TO DO :: Print every entry word for word, but omit the pictures.

ROWS ::
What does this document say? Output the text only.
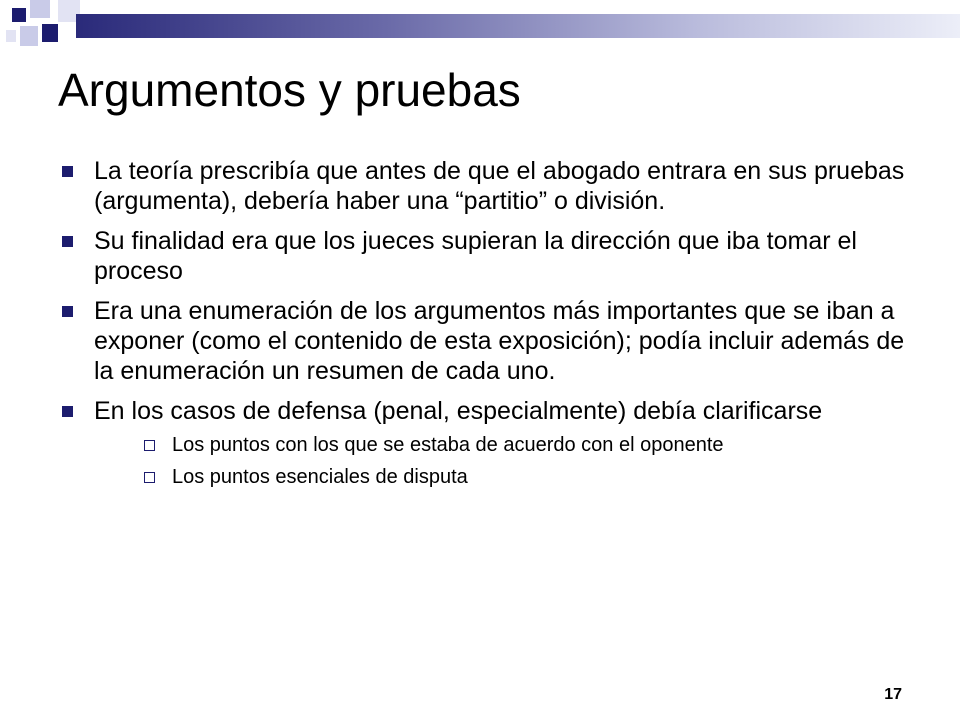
Argumentos y pruebas
La teoría prescribía que antes de que el abogado entrara en sus pruebas (argumenta), debería haber una “partitio” o división.
Su finalidad era que los jueces supieran la dirección que iba tomar el proceso
Era una enumeración de los argumentos más importantes que se iban a exponer (como el contenido de esta exposición); podía incluir además de la enumeración un resumen de cada uno.
En los casos de defensa (penal, especialmente) debía clarificarse
Los puntos con los que se estaba de acuerdo con el oponente
Los puntos esenciales de disputa
17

THE RESULT ::
What does this document say? Output the text only.
Argumentos y pruebas
La teoría prescribía que antes de que el abogado entrara en sus pruebas (argumenta), debería haber una “partitio” o división.
Su finalidad era que los jueces supieran la dirección que iba tomar el proceso
Era una enumeración de los argumentos más importantes que se iban a exponer (como el contenido de esta exposición); podía incluir además de la enumeración un resumen de cada uno.
En los casos de defensa (penal, especialmente) debía clarificarse
Los puntos con los que se estaba de acuerdo con el oponente
Los puntos esenciales de disputa
17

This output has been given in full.